= Excerpt to read =
--------------------
Chris Martin, is one of the world’s biggest rock stars, a species for whom tardiness is all but a right. Yet he was full of apologies when he popped through the door of a Midtown Manhattan restaurant, no entourage in sight, for a recent interview with the NYTimes this week. “I’m sorry I’m late,” he blurted, wearing a slightly stained “Don’t Mess With Texas” T-shirt and loudly colored sneakers, though he had no sunglasses, hat or any other means of celebrity disguise.
But Mr. Martin was actually five minutes early. And in a discussion about the band’s new album, Mylo Xyloto (Capitol), he focused on the “baggage,” as he put it, of being in Coldplay. For a man who has seen millions of faces and soft-rocked them all — his next appointment was flying to Brazil to perform at the enormous Rock in Rio festival — he seemed to know that rock superstardom is not what it used to be.
Having reached pop’s stratosphere just as the music industry was beginning its decadelong crash, Coldplay is perhaps the last in a line of great rock dinosaurs. Its uplifting, arena-filling hooks have helped it sell more than 40 million albums, a feat that scarcely seems repeatable today.
--------------------
= Written task =
According to the piece on Chris Martin above, how many albums has Coldplay sold?

= Data excerpt =
--------------------
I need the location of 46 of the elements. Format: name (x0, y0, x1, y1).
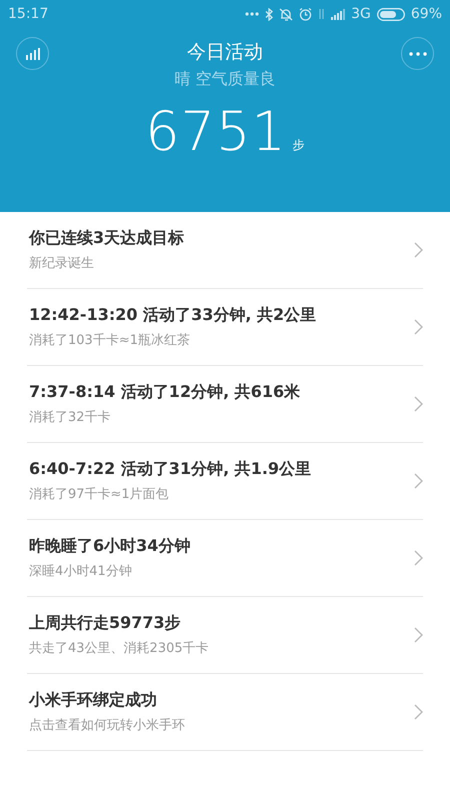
--------------------
= Reply =
More than 40 million albums.